--- The request ---
State the number of lines that hold the string "Down", with nothing added.

--- Raw data ---
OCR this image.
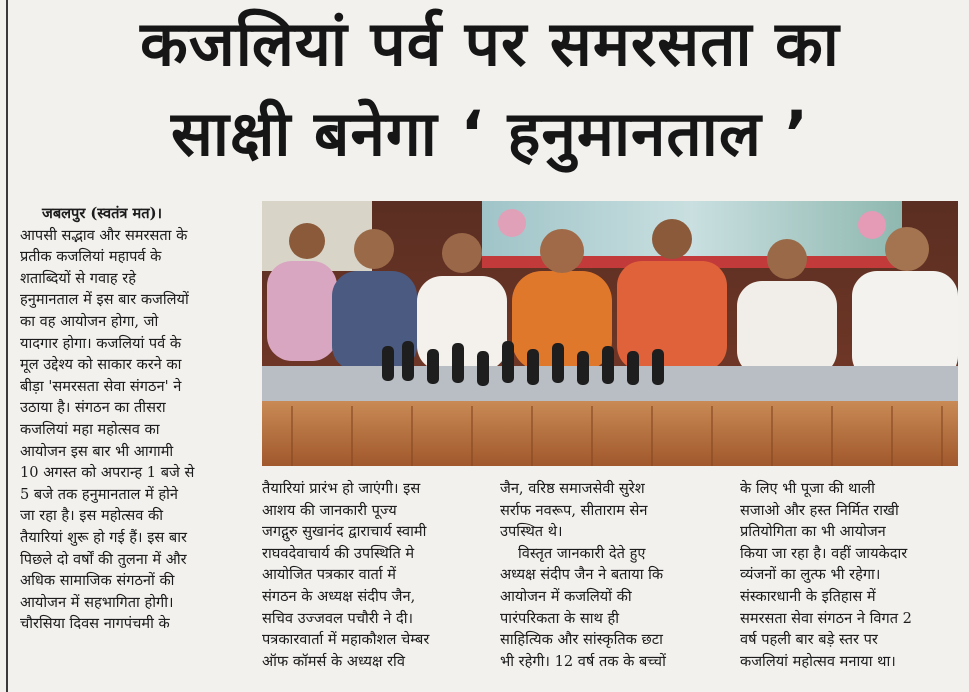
कजलियां पर्व पर समरसता का
साक्षी बनेगा ‘ हनुमानताल ’
जबलपुर (स्वतंत्र मत)।
आपसी सद्भाव और समरसता के
प्रतीक कजलियां महापर्व के
शताब्दियों से गवाह रहे
हनुमानताल में इस बार कजलियों
का वह आयोजन होगा, जो
यादगार होगा। कजलियां पर्व के
मूल उद्देश्य को साकार करने का
बीड़ा 'समरसता सेवा संगठन' ने
उठाया है। संगठन का तीसरा
कजलियां महा महोत्सव का
आयोजन इस बार भी आगामी
10 अगस्त को अपरान्ह 1 बजे से
5 बजे तक हनुमानताल में होने
जा रहा है। इस महोत्सव की
तैयारियां शुरू हो गई हैं। इस बार
पिछले दो वर्षों की तुलना में और
अधिक सामाजिक संगठनों की
आयोजन में सहभागिता होगी।
चौरसिया दिवस नागपंचमी के
तैयारियां प्रारंभ हो जाएंगी। इस
आशय की जानकारी पूज्य
जगद्गुरु सुखानंद द्वाराचार्य स्वामी
राघवदेवाचार्य की उपस्थिति मे
आयोजित पत्रकार वार्ता में
संगठन के अध्यक्ष संदीप जैन,
सचिव उज्जवल पचौरी ने दी।
पत्रकारवार्ता में महाकौशल चेम्बर
ऑफ कॉमर्स के अध्यक्ष रवि
जैन, वरिष्ठ समाजसेवी सुरेश
सर्राफ नवरूप, सीताराम सेन
उपस्थित थे।
विस्तृत जानकारी देते हुए
अध्यक्ष संदीप जैन ने बताया कि
आयोजन में कजलियों की
पारंपरिकता के साथ ही
साहित्यिक और सांस्कृतिक छटा
भी रहेगी। 12 वर्ष तक के बच्चों
के लिए भी पूजा की थाली
सजाओ और हस्त निर्मित राखी
प्रतियोगिता का भी आयोजन
किया जा रहा है। वहीं जायकेदार
व्यंजनों का लुत्फ भी रहेगा।
संस्कारधानी के इतिहास में
समरसता सेवा संगठन ने विगत 2
वर्ष पहली बार बड़े स्तर पर
कजलियां महोत्सव मनाया था।
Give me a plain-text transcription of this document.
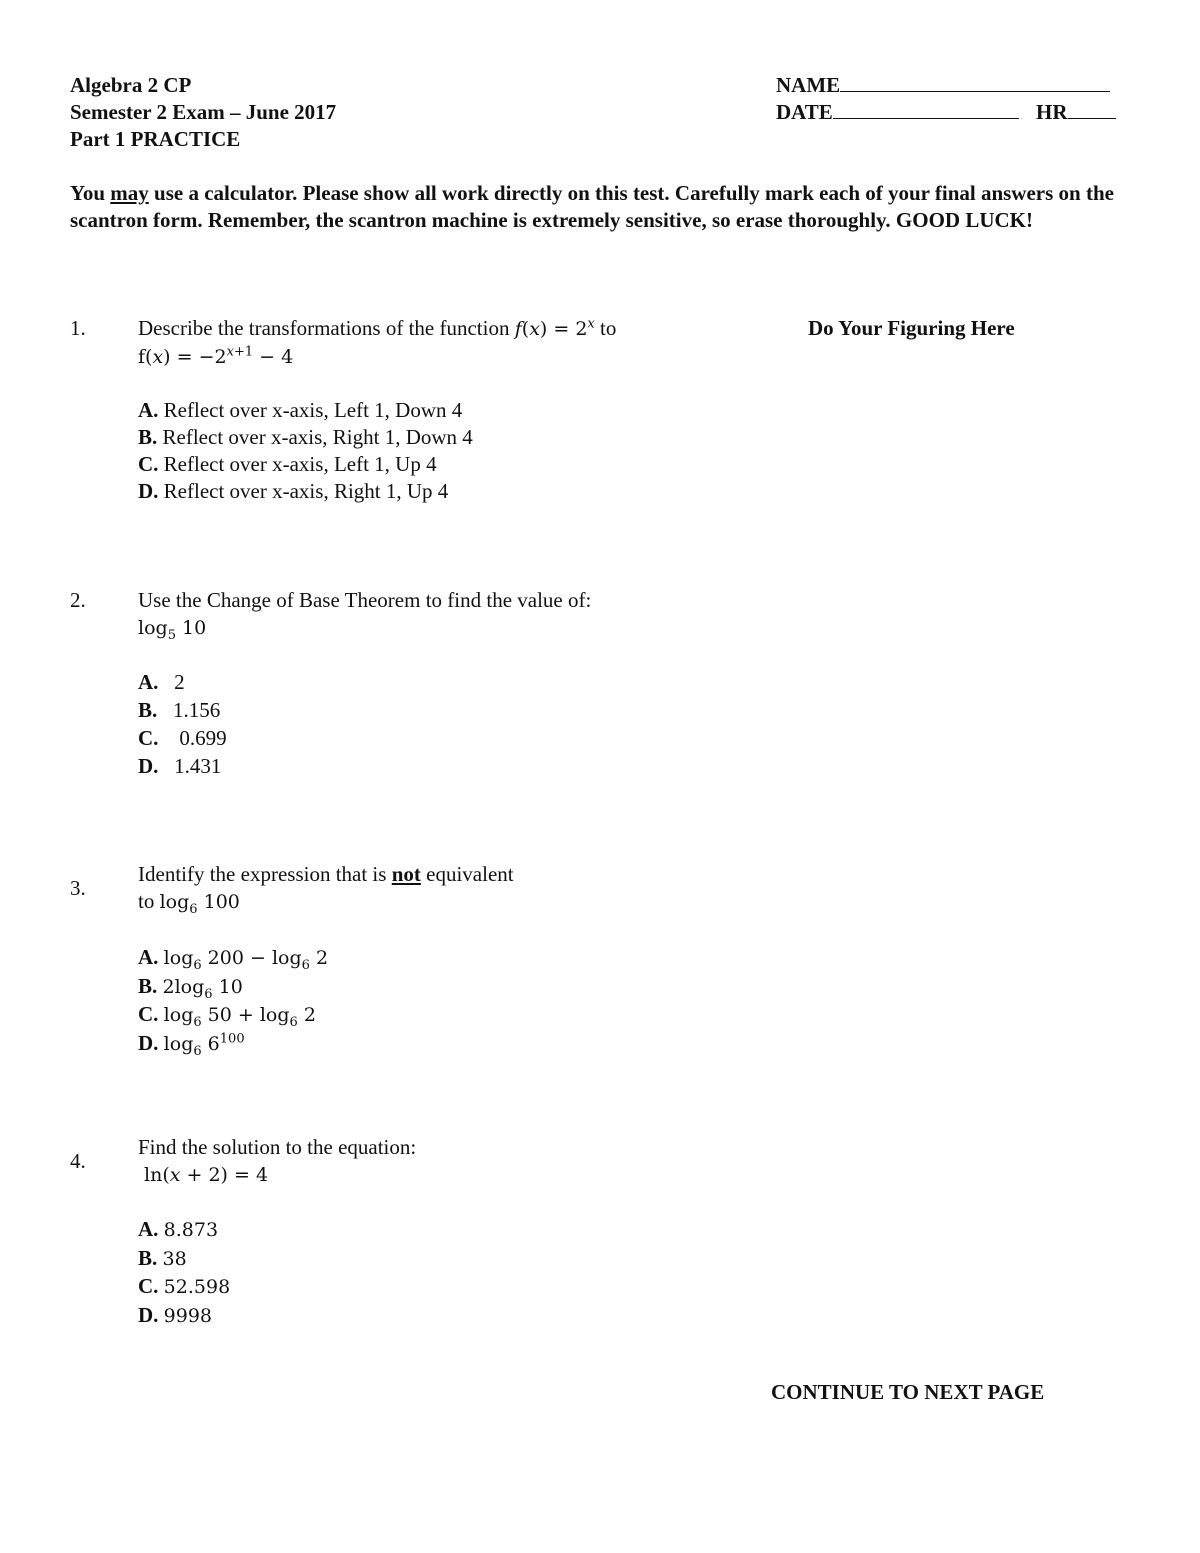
Algebra 2 CP
Semester 2 Exam – June 2017
Part 1 PRACTICE
NAME
DATE	HR
You may use a calculator. Please show all work directly on this test. Carefully mark each of your final answers on the scantron form. Remember, the scantron machine is extremely sensitive, so erase thoroughly. GOOD LUCK!
1. Describe the transformations of the function $f(x) = 2^x$ to
$f(x) = -2^{x+1} - 4$
Do Your Figuring Here
A. Reflect over x-axis, Left 1, Down 4
B. Reflect over x-axis, Right 1, Down 4
C. Reflect over x-axis, Left 1, Up 4
D. Reflect over x-axis, Right 1, Up 4
2. Use the Change of Base Theorem to find the value of:
$\log_5 10$
A. 2
B. 1.156
C. 0.699
D. 1.431
3.
Identify the expression that is not equivalent
to $\log_6 100$
A. $\log_6 200 - \log_6 2$
B. $2\log_6$ 10
C. $\log_6 50 + \log_6 2$
D. $\log_6 6^{100}$
4.
Find the solution to the equation:
ln(x + 2) = 4
A. 8.873
B. 38
C. 52.598
D. 9998
CONTINUE TO NEXT PAGE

--- Output of the exercise ---
2